::: Excerpt provided :::
Microbial-Ecology-Group / AMRplusplus

AMR++ is a bioinformatic pipeline meant to aid in the analysis of raw sequencing reads to characterize the profile of antimicrobial resistance genes, or resistome.
https://www.meglab.org/
GNU General Public License v3.0
25 stars 8 forks source link

resistome analyzer, coverage threshold, how are mismatches handled? #20

Closed jessmewald closed 1 year ago

jessmewald commented 1 year ago

I'm looking for clarification on the resistome analyzer portion of the pipeline. I'd like to know how mismatches in the alignment are handled in relation to the coverage threshold set by the user and gene fraction reported by the tool.

It seems that the gene fraction, when reported as 100 percent, can contain mismatched bases. Is there a limit to the number of mismatches that an alignment can contain and still meet the 100 percent gene fraction? Any further explanation would be useful. Thanks!

EnriqueDoster commented 1 year ago

Hello @jessmewald,

The alignment calls are made by bwa and it's default alignment scores. Then, the resistome analyzer portion of the pipeline takes that alignment file and applies the coverage threshold for each gene accession with alignments.
:::
- _Study questions_
1. Answer these questions from the AMR++ thread, one line each, marked (a), (b), (c) as below.
(a) Under what license is AMR++ released?
(b) According to the reply, what makes the alignment calls?
(c) Who closed the issue?
2. Decide whether each statement agrees with the AMR++ thread, answering yes or no and quoting the words of the thread that settle it.
(a) AMR++ is meant to characterize the profile of antimicrobial resistance genes.
(b) The issue about the resistome analyzer is still open.
(c) The resistome analyzer applies the coverage threshold for each gene accession with alignments.
3. Continue the AMR++ thread from the point where it stops.
::: Data :::
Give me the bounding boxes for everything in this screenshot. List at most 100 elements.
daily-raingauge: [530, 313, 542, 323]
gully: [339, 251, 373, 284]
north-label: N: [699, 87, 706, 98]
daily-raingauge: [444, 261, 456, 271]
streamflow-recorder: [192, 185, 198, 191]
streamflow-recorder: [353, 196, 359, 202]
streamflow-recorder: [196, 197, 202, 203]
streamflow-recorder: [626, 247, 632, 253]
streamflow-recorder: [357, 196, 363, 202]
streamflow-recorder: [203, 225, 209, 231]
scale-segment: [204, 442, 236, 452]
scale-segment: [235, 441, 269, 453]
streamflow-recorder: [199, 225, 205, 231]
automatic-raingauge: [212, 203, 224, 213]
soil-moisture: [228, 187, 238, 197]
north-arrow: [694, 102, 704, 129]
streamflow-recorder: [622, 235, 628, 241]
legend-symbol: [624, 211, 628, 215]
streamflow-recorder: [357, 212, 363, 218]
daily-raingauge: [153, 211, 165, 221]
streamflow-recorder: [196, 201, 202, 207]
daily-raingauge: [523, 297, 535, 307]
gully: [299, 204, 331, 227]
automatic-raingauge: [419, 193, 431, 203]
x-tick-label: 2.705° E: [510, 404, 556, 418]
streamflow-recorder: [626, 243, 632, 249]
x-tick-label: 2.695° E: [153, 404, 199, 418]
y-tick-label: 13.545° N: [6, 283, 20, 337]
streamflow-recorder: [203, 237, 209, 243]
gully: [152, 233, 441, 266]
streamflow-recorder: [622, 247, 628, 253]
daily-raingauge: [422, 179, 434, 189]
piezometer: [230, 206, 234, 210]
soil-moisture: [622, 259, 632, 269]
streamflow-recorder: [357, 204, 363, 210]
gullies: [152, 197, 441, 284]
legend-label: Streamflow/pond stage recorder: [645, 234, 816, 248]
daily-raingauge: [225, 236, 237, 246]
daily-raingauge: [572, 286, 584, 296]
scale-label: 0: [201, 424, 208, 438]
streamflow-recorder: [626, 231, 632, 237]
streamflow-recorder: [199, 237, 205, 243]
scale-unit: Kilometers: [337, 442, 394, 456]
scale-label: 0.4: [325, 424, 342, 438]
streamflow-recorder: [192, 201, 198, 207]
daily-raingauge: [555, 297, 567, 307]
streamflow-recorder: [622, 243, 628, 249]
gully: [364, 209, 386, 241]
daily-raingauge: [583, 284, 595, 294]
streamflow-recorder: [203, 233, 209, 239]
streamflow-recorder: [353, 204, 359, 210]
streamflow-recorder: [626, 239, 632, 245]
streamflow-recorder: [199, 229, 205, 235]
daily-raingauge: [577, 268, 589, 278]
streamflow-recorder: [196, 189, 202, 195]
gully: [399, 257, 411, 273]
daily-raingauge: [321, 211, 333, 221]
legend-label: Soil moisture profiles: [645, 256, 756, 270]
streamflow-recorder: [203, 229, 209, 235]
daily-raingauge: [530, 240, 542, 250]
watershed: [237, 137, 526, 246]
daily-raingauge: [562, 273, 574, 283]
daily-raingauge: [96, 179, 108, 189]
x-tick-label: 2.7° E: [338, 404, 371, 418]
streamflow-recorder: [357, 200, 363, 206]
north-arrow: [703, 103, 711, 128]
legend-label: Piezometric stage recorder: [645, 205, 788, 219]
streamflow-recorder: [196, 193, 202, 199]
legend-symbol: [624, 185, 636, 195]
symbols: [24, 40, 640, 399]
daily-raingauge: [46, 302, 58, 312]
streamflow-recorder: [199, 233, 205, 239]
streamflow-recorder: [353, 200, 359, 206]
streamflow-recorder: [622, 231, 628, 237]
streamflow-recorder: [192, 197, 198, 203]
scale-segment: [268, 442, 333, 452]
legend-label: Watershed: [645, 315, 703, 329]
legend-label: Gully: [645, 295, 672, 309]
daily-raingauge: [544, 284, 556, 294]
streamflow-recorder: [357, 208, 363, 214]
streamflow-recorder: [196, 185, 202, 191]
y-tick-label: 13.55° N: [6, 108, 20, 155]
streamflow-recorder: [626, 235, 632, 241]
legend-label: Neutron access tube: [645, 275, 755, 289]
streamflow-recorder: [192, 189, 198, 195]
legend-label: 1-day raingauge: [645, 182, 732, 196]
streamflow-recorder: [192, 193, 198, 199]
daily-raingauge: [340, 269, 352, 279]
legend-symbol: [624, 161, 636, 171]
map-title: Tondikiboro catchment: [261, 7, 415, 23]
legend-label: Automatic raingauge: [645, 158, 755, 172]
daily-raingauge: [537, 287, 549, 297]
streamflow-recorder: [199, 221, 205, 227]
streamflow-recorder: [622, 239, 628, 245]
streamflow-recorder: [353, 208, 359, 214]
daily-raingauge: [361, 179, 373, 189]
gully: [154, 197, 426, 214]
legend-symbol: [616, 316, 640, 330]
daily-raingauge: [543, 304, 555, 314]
:::
- _Answers to this exercise_
1.
(a) GNU General Public License v3.0
(b) bwa, with its default alignment scores
(c) jessmewald

2.
(a) Yes: "to characterize the profile of antimicrobial resistance genes, or resistome"
(b) No: "Closed jessmewald closed 1 year ago"
(c) Yes: "applies the coverage threshold for each gene accession with alignments"

3.
Your question is interesting and I don't have an accurate answer, but it could be tested by modifying the bwa alignment score thresholds, but you'd also have to consider a few other things. One major thing consideration is that bwa handles alignments with identical scores by "flipping a coin" and randomly selecting the alignment call. This could potentially be an issue with gene accessions like blaTEM which can have variants with only a few SNP differences. We balance this by using the 80% gene fraction and performing some of our statistical analyses on counts aggregated to the group level instead of counts to individual gene accessions. We're looking for ways to improve this too, so definitely let us know if you have any suggestions.

I'll close this issue for now, but feel free to open another issue if you have more questions or suggestions. Thanks!